## [Set problem]
Please copy out every row below word for word, leaving the pictures out.

☆ ☆ ☆ ☆ ☆

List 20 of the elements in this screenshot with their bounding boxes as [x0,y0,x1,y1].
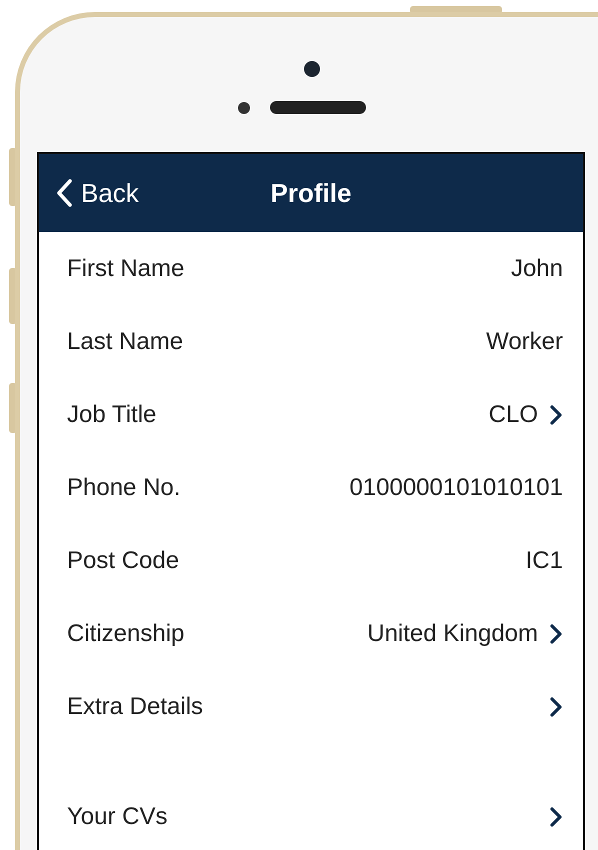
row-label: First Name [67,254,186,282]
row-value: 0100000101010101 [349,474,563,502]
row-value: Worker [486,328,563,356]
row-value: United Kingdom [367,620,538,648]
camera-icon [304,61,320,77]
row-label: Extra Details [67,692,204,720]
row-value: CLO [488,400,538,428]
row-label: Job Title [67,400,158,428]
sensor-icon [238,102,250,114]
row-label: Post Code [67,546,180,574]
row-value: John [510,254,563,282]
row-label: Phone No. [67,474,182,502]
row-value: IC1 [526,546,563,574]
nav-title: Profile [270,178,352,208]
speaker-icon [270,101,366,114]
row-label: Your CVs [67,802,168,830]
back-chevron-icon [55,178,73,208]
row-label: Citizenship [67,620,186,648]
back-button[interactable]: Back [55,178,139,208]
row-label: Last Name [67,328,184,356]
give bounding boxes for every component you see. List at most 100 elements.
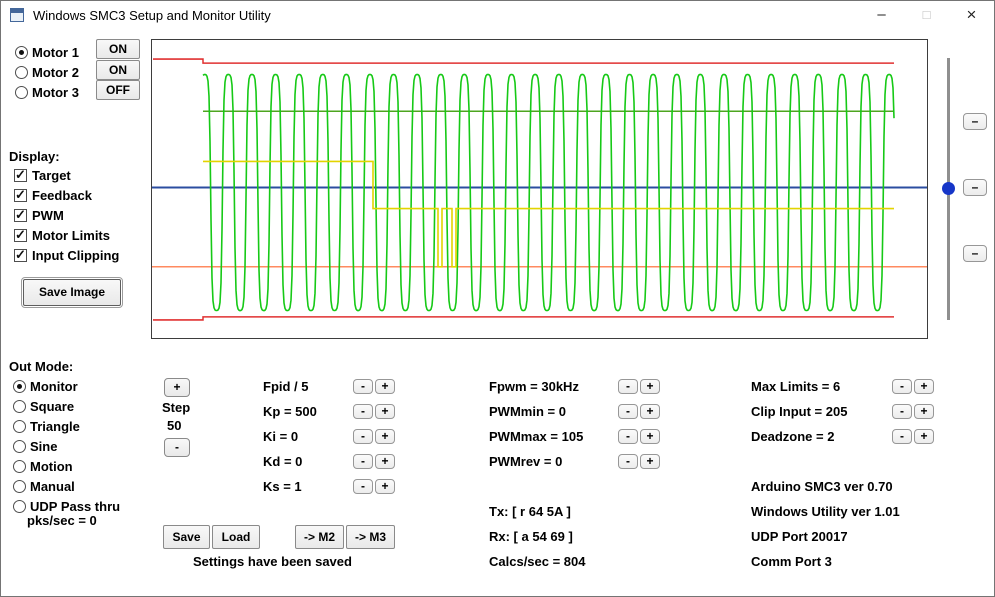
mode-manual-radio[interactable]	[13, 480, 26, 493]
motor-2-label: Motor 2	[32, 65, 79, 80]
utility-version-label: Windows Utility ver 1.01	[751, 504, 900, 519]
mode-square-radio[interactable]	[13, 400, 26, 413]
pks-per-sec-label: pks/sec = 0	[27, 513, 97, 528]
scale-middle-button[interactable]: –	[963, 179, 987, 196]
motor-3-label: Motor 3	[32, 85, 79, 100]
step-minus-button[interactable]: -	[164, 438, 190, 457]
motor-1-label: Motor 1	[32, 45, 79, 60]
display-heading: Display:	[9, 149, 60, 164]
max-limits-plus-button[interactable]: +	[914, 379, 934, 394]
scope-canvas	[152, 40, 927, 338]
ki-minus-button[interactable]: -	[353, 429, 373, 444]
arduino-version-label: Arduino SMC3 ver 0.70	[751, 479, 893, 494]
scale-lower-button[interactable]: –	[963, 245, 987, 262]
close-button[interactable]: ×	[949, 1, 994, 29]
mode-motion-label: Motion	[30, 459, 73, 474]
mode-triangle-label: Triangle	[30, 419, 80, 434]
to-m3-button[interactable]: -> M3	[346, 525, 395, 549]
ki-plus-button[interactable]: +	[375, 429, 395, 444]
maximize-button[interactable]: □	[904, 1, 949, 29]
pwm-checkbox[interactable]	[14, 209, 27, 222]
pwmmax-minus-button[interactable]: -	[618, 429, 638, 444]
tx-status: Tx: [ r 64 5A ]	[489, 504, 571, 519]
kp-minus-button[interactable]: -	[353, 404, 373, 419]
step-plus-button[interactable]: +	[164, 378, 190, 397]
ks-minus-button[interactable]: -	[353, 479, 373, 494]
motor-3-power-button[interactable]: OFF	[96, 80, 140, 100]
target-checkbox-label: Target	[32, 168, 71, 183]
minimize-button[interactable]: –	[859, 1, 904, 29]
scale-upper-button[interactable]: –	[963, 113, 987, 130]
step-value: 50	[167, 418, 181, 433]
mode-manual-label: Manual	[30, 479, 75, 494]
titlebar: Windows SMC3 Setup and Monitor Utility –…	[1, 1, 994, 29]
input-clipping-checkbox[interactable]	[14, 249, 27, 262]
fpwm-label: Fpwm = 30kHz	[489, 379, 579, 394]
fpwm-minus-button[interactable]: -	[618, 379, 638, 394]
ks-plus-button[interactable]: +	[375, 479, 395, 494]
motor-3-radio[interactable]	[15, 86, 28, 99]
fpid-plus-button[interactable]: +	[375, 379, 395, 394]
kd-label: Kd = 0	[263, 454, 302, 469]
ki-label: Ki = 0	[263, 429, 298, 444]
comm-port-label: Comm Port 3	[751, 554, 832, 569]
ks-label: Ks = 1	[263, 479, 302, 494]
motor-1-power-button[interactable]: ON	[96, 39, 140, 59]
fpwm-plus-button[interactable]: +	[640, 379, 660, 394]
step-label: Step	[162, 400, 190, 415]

☆ ☆ ☆ ☆ ☆

## [Task result]
List 20 of the elements in this screenshot with their bounding boxes as [x0,y0,x1,y1].
row-label: First Name [67,254,186,282]
row-value: 0100000101010101 [349,474,563,502]
row-value: Worker [486,328,563,356]
row-value: United Kingdom [367,620,538,648]
camera-icon [304,61,320,77]
row-label: Extra Details [67,692,204,720]
row-value: CLO [488,400,538,428]
row-label: Job Title [67,400,158,428]
sensor-icon [238,102,250,114]
row-label: Post Code [67,546,180,574]
row-value: John [510,254,563,282]
row-label: Phone No. [67,474,182,502]
row-value: IC1 [526,546,563,574]
nav-title: Profile [270,178,352,208]
speaker-icon [270,101,366,114]
row-label: Your CVs [67,802,168,830]
back-chevron-icon [55,178,73,208]
row-label: Citizenship [67,620,186,648]
back-button[interactable]: Back [55,178,139,208]
row-label: Last Name [67,328,184,356]
give bounding boxes for every component you see. List at most 100 elements.
mode-manual-radio[interactable]	[13, 480, 26, 493]
motor-2-label: Motor 2	[32, 65, 79, 80]
utility-version-label: Windows Utility ver 1.01	[751, 504, 900, 519]
mode-square-radio[interactable]	[13, 400, 26, 413]
pks-per-sec-label: pks/sec = 0	[27, 513, 97, 528]
scale-middle-button[interactable]: –	[963, 179, 987, 196]
motor-3-label: Motor 3	[32, 85, 79, 100]
step-minus-button[interactable]: -	[164, 438, 190, 457]
motor-1-label: Motor 1	[32, 45, 79, 60]
display-heading: Display:	[9, 149, 60, 164]
max-limits-plus-button[interactable]: +	[914, 379, 934, 394]
scope-canvas	[152, 40, 927, 338]
ki-minus-button[interactable]: -	[353, 429, 373, 444]
arduino-version-label: Arduino SMC3 ver 0.70	[751, 479, 893, 494]
scale-lower-button[interactable]: –	[963, 245, 987, 262]
close-button[interactable]: ×	[949, 1, 994, 29]
mode-motion-label: Motion	[30, 459, 73, 474]
mode-triangle-label: Triangle	[30, 419, 80, 434]
to-m3-button[interactable]: -> M3	[346, 525, 395, 549]
ki-plus-button[interactable]: +	[375, 429, 395, 444]
maximize-button[interactable]: □	[904, 1, 949, 29]
pwm-checkbox[interactable]	[14, 209, 27, 222]
pwmmax-minus-button[interactable]: -	[618, 429, 638, 444]
tx-status: Tx: [ r 64 5A ]	[489, 504, 571, 519]
kp-minus-button[interactable]: -	[353, 404, 373, 419]
step-plus-button[interactable]: +	[164, 378, 190, 397]
ks-minus-button[interactable]: -	[353, 479, 373, 494]
motor-3-power-button[interactable]: OFF	[96, 80, 140, 100]
target-checkbox-label: Target	[32, 168, 71, 183]
minimize-button[interactable]: –	[859, 1, 904, 29]
scale-upper-button[interactable]: –	[963, 113, 987, 130]
step-value: 50	[167, 418, 181, 433]
mode-manual-label: Manual	[30, 479, 75, 494]
titlebar: Windows SMC3 Setup and Monitor Utility –…	[1, 1, 994, 29]
input-clipping-checkbox[interactable]	[14, 249, 27, 262]
fpwm-label: Fpwm = 30kHz	[489, 379, 579, 394]
fpwm-minus-button[interactable]: -	[618, 379, 638, 394]
ks-plus-button[interactable]: +	[375, 479, 395, 494]
motor-3-radio[interactable]	[15, 86, 28, 99]
fpid-plus-button[interactable]: +	[375, 379, 395, 394]
kd-label: Kd = 0	[263, 454, 302, 469]
ki-label: Ki = 0	[263, 429, 298, 444]
comm-port-label: Comm Port 3	[751, 554, 832, 569]
ks-label: Ks = 1	[263, 479, 302, 494]
motor-1-power-button[interactable]: ON	[96, 39, 140, 59]
fpwm-plus-button[interactable]: +	[640, 379, 660, 394]
step-label: Step	[162, 400, 190, 415]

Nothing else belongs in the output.